• **Extracted data**
★ ★ ★ ★ ★

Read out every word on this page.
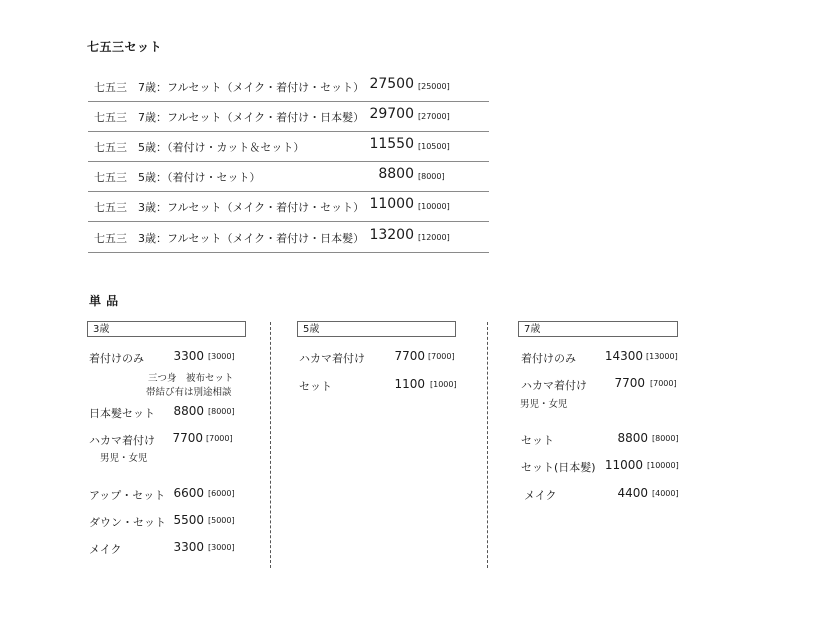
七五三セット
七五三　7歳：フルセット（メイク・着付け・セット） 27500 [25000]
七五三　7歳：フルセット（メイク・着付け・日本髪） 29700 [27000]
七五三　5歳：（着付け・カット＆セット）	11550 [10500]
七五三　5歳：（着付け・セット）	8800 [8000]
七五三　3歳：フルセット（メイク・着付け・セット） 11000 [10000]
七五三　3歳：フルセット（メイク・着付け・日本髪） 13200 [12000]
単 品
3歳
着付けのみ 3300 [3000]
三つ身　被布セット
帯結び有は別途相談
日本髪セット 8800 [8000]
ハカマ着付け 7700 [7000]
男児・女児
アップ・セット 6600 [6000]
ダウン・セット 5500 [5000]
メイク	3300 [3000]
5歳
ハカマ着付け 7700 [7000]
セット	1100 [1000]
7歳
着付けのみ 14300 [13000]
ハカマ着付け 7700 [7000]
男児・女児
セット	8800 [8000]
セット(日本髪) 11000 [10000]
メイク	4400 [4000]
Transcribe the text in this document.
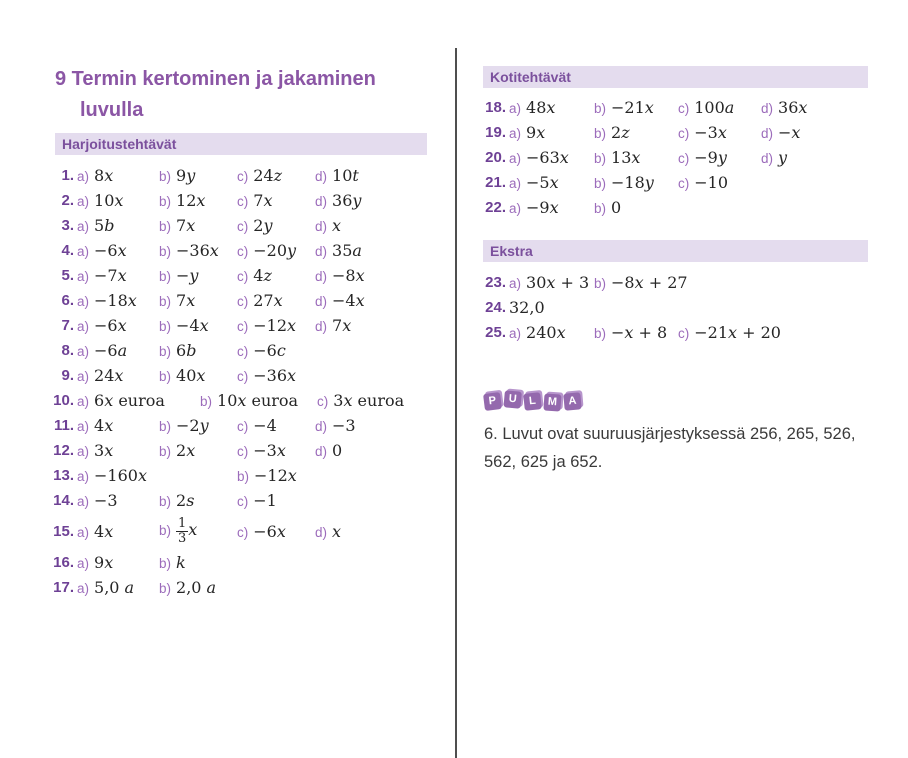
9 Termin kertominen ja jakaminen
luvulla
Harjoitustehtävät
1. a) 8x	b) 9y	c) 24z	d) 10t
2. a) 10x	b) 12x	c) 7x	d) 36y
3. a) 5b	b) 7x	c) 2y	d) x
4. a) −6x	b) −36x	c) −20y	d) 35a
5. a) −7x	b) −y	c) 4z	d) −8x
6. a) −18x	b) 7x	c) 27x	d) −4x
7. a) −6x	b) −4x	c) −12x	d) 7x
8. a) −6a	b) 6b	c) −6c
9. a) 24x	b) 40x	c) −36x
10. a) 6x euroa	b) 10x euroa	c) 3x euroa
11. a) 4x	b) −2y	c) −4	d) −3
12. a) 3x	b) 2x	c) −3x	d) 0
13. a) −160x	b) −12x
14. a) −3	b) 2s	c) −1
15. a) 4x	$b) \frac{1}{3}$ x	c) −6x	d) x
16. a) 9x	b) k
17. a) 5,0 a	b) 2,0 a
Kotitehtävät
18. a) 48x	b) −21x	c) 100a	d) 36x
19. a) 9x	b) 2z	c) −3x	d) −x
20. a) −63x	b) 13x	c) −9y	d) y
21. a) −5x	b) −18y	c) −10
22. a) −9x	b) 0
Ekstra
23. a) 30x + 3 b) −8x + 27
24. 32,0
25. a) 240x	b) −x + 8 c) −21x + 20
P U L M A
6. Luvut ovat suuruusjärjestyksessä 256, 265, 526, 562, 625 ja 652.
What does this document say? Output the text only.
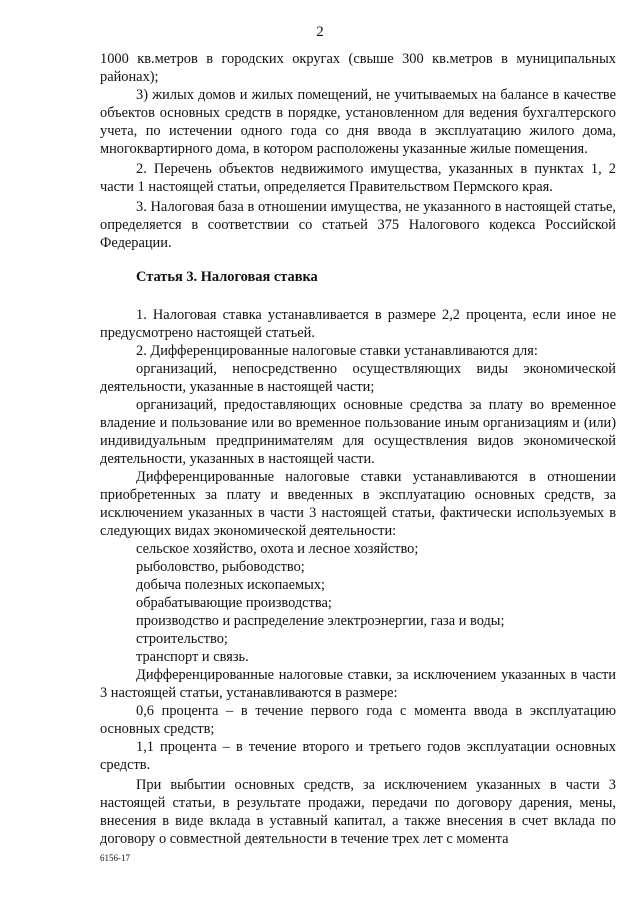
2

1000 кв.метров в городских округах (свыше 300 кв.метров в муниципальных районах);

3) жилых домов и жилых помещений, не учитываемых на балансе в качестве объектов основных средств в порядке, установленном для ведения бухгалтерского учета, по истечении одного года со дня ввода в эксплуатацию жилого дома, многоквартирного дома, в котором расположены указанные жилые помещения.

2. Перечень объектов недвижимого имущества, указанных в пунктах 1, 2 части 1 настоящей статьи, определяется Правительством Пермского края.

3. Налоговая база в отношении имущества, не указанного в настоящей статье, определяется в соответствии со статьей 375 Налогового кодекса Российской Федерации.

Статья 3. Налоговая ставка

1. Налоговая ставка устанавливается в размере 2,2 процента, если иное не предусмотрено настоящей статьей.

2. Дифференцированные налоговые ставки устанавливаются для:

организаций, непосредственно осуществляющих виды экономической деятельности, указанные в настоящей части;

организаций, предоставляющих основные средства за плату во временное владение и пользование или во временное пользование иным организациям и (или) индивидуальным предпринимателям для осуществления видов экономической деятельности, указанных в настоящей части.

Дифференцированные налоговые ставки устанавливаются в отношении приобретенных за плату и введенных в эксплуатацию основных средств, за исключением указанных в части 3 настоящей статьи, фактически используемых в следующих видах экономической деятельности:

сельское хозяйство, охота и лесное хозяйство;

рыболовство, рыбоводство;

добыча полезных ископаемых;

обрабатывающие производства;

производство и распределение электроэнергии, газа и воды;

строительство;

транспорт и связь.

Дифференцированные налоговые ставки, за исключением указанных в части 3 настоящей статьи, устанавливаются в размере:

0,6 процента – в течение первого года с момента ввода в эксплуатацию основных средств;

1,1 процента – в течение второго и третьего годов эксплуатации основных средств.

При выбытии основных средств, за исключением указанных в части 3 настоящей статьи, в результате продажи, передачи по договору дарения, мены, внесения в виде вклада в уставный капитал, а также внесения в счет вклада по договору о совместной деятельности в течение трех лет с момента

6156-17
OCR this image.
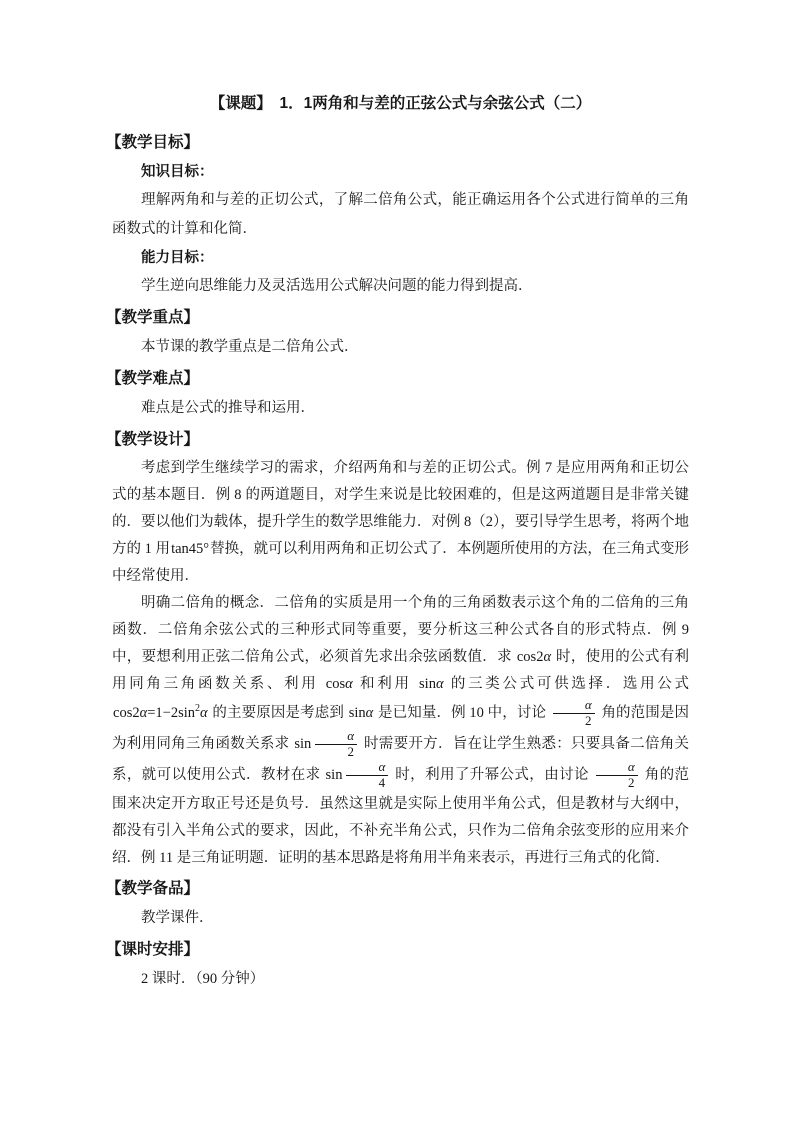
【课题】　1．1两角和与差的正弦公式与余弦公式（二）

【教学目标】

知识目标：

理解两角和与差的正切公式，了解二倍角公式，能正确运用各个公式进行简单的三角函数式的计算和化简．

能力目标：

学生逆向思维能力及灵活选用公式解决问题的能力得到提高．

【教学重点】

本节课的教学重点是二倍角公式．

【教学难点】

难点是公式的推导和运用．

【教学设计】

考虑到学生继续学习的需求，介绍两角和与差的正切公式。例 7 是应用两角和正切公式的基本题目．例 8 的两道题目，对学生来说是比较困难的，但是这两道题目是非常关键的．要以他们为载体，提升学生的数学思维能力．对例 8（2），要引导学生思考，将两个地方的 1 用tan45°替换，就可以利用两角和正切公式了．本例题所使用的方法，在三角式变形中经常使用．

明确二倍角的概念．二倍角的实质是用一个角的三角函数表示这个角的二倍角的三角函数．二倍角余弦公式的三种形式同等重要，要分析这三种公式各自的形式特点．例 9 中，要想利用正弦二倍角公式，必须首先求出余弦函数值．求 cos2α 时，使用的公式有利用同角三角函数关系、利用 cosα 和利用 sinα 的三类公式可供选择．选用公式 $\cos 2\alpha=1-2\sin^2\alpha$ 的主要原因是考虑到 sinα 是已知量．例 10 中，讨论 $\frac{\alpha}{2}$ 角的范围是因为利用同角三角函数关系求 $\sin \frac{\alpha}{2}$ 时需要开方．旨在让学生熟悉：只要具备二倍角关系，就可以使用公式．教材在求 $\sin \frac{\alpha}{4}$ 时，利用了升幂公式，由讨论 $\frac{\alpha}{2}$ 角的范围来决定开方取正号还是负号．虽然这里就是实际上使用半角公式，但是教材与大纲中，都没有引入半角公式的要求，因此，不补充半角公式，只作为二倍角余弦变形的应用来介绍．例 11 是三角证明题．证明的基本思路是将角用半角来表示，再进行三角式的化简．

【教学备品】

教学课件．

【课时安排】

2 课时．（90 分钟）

★ ★ ★ ★ ★

Search the listing for the string "течение". Copy each line where it turns up.

• **Response to this exercise**
0,6 процента – в течение первого года с момента ввода в эксплуатацию основных средств;
1,1 процента – в течение второго и третьего годов эксплуатации основных средств.
При выбытии основных средств, за исключением указанных в части 3 настоящей статьи, в результате продажи, передачи по договору дарения, мены, внесения в виде вклада в уставный капитал, а также внесения в счет вклада по договору о совместной деятельности в течение трех лет с момента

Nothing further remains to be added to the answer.